→ Written instruction: Transcribe every entry word for word, leaving out all images.
-------- Data section --------
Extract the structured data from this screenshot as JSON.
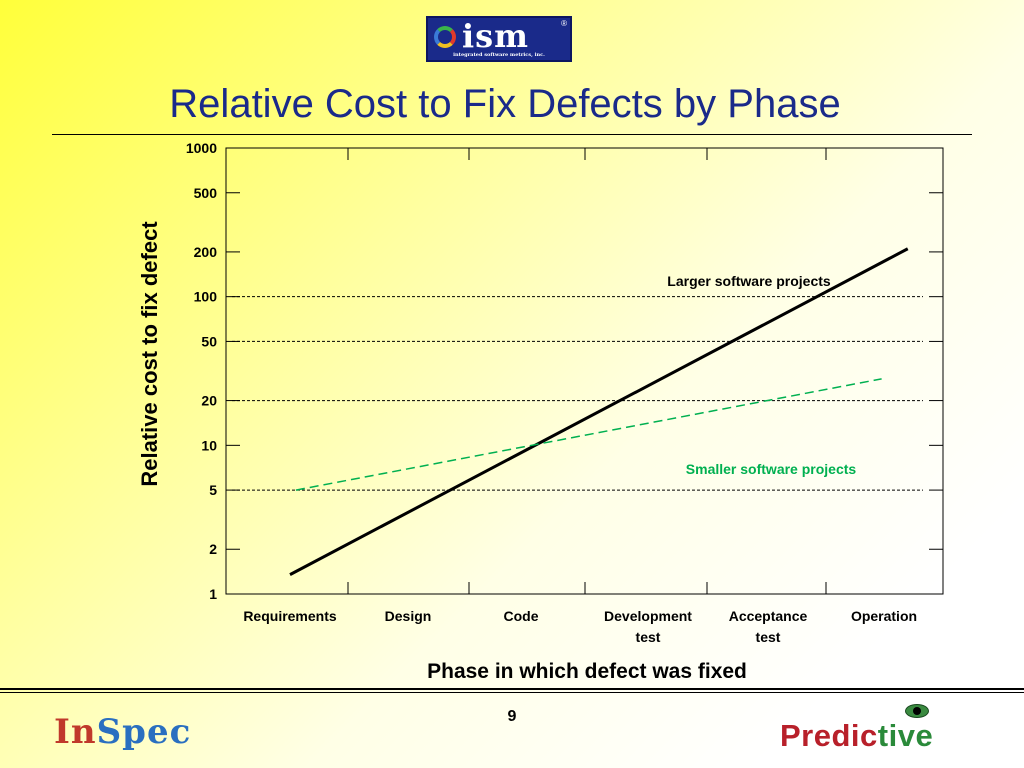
{
  "header": {
    "logo_text": "ism",
    "logo_registered": "®",
    "logo_tagline": "integrated software metrics, inc.",
    "title": "Relative Cost to Fix Defects by Phase"
  },
  "chart_data": {
    "type": "line",
    "title": "Relative Cost to Fix Defects by Phase",
    "xlabel": "Phase in which defect was fixed",
    "ylabel": "Relative cost to fix defect",
    "y_scale": "log",
    "ylim": [
      1,
      1000
    ],
    "y_ticks": [
      1,
      2,
      5,
      10,
      20,
      50,
      100,
      200,
      500,
      1000
    ],
    "y_tick_labels": [
      "1",
      "2",
      "5",
      "10",
      "20",
      "50",
      "100",
      "200",
      "500",
      "1000"
    ],
    "categories": [
      [
        "Requirements"
      ],
      [
        "Design"
      ],
      [
        "Code"
      ],
      [
        "Development",
        "test"
      ],
      [
        "Acceptance",
        "test"
      ],
      [
        "Operation"
      ]
    ],
    "series": [
      {
        "name": "Larger software projects",
        "color": "#000000",
        "style": "solid",
        "x": [
          0,
          5.2
        ],
        "y": [
          1.35,
          210
        ]
      },
      {
        "name": "Smaller software projects",
        "color": "#00b050",
        "style": "dashed",
        "x": [
          0.05,
          4.98
        ],
        "y": [
          5,
          28
        ]
      }
    ],
    "reference_lines": [
      5,
      20,
      50,
      100
    ],
    "grid": false
  },
  "footer": {
    "page_number": "9",
    "left_logo": [
      "In",
      "Spec"
    ],
    "right_logo": [
      "Predic",
      "tive"
    ]
  }
}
--------
→ Solution to this task:
Extract the structured data from this screenshot as JSON.
{
  "header": {
    "logo_text": "ism",
    "logo_registered": "®",
    "logo_tagline": "integrated software metrics, inc.",
    "title": "Relative Cost to Fix Defects by Phase"
  },
  "chart_data": {
    "type": "line",
    "title": "Relative Cost to Fix Defects by Phase",
    "xlabel": "Phase in which defect was fixed",
    "ylabel": "Relative cost to fix defect",
    "y_scale": "log",
    "ylim": [
      1,
      1000
    ],
    "y_ticks": [
      1,
      2,
      5,
      10,
      20,
      50,
      100,
      200,
      500,
      1000
    ],
    "y_tick_labels": [
      "1",
      "2",
      "5",
      "10",
      "20",
      "50",
      "100",
      "200",
      "500",
      "1000"
    ],
    "categories": [
      [
        "Requirements"
      ],
      [
        "Design"
      ],
      [
        "Code"
      ],
      [
        "Development",
        "test"
      ],
      [
        "Acceptance",
        "test"
      ],
      [
        "Operation"
      ]
    ],
    "series": [
      {
        "name": "Larger software projects",
        "color": "#000000",
        "style": "solid",
        "x": [
          0,
          5.2
        ],
        "y": [
          1.35,
          210
        ]
      },
      {
        "name": "Smaller software projects",
        "color": "#00b050",
        "style": "dashed",
        "x": [
          0.05,
          4.98
        ],
        "y": [
          5,
          28
        ]
      }
    ],
    "reference_lines": [
      5,
      20,
      50,
      100
    ],
    "grid": false
  },
  "footer": {
    "page_number": "9",
    "left_logo": [
      "In",
      "Spec"
    ],
    "right_logo": [
      "Predic",
      "tive"
    ]
  }
}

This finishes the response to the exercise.